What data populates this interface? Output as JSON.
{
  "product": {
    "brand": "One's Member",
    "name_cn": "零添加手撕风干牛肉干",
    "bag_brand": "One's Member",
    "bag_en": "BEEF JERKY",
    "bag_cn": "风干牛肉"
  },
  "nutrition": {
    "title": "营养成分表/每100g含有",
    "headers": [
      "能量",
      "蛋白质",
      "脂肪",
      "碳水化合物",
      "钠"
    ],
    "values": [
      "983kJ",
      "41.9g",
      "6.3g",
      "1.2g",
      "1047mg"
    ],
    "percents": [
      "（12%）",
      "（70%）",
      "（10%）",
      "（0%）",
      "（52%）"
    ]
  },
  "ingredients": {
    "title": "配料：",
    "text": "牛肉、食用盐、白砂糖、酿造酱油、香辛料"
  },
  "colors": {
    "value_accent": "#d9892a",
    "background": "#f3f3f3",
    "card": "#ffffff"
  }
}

--

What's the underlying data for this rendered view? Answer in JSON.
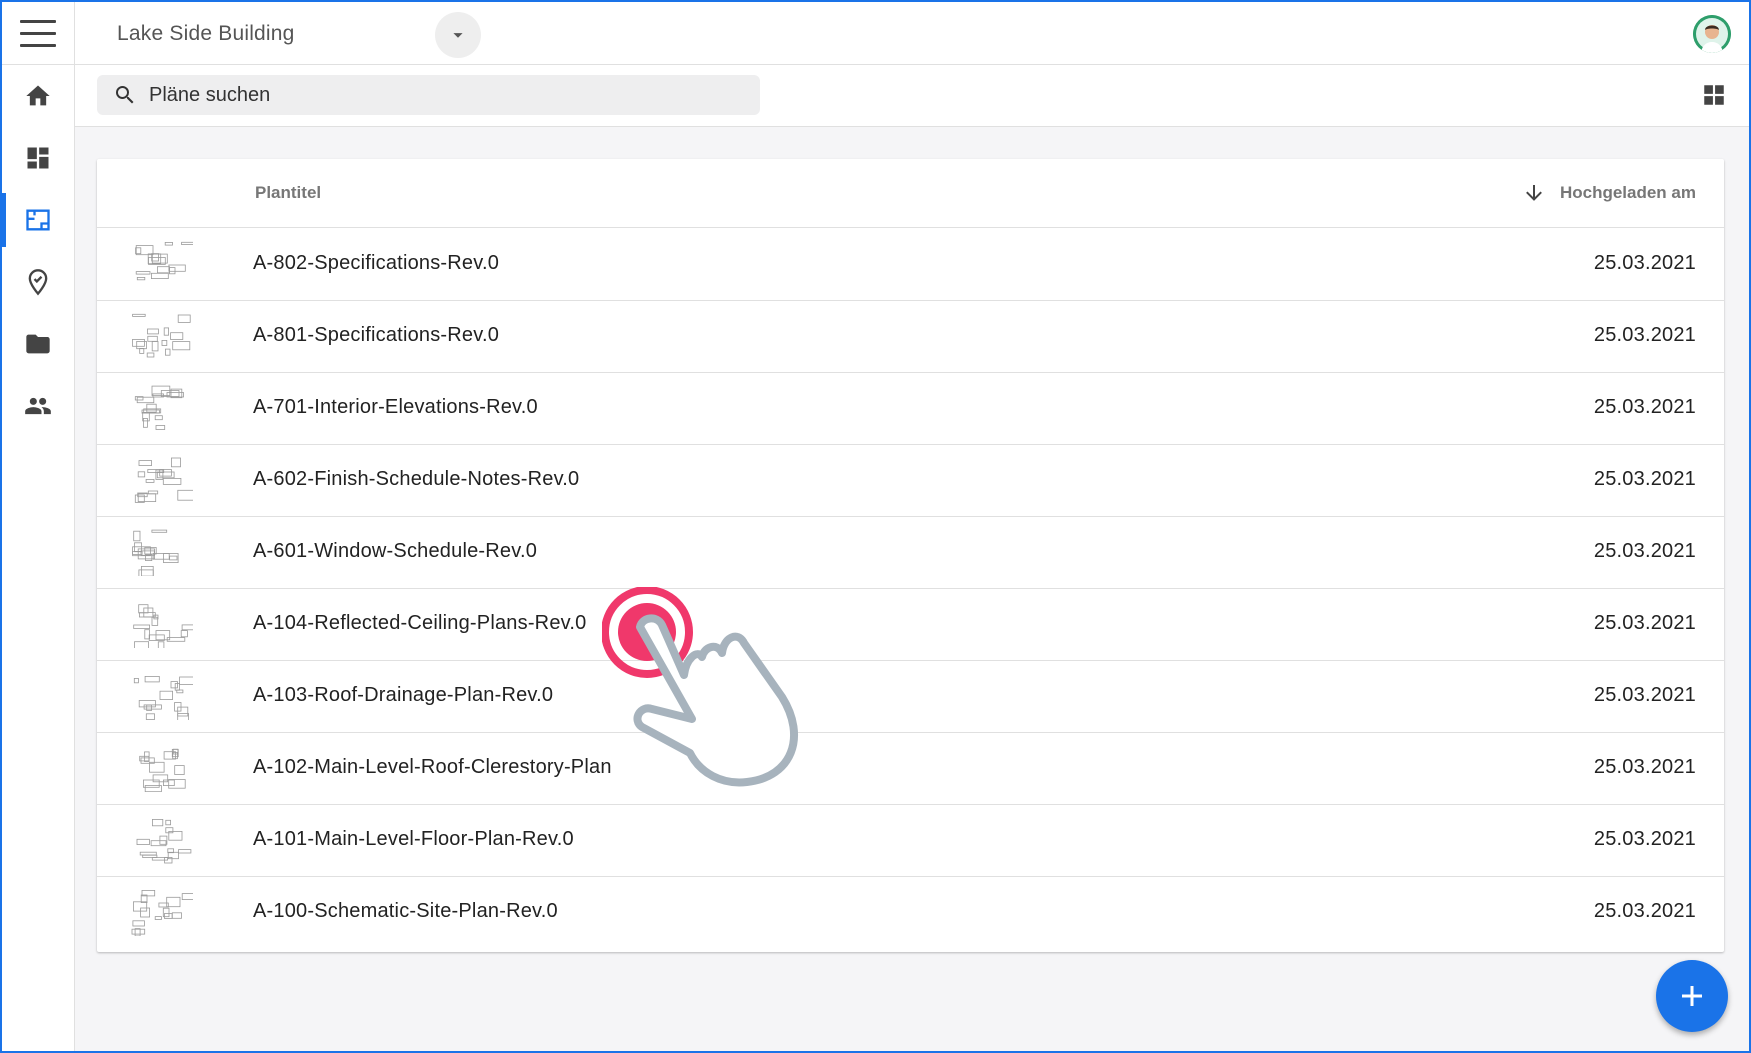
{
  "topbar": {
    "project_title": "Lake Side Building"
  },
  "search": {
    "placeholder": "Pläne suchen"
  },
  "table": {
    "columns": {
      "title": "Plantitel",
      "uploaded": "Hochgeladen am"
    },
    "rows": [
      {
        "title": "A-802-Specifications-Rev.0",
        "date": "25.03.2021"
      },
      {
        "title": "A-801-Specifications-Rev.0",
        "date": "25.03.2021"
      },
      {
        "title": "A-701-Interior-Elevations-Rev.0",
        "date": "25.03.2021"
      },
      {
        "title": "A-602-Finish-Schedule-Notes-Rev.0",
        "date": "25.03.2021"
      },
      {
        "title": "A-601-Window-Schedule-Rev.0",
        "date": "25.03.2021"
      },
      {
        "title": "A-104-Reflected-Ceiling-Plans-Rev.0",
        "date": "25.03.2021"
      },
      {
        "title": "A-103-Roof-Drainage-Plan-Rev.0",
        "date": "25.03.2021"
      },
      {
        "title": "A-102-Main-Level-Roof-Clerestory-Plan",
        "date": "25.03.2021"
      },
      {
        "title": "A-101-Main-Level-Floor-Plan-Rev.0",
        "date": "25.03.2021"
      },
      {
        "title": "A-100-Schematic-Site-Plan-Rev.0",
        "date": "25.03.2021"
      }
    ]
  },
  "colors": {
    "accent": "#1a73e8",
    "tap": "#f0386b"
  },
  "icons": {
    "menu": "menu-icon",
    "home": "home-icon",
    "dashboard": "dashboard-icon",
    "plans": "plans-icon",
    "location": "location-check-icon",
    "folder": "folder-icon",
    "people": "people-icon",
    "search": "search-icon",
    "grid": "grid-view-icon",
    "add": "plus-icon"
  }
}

*Written exercise*
Report the number of lines in the entries above that include the string "What". Give nothing but the number.

*Task response*
2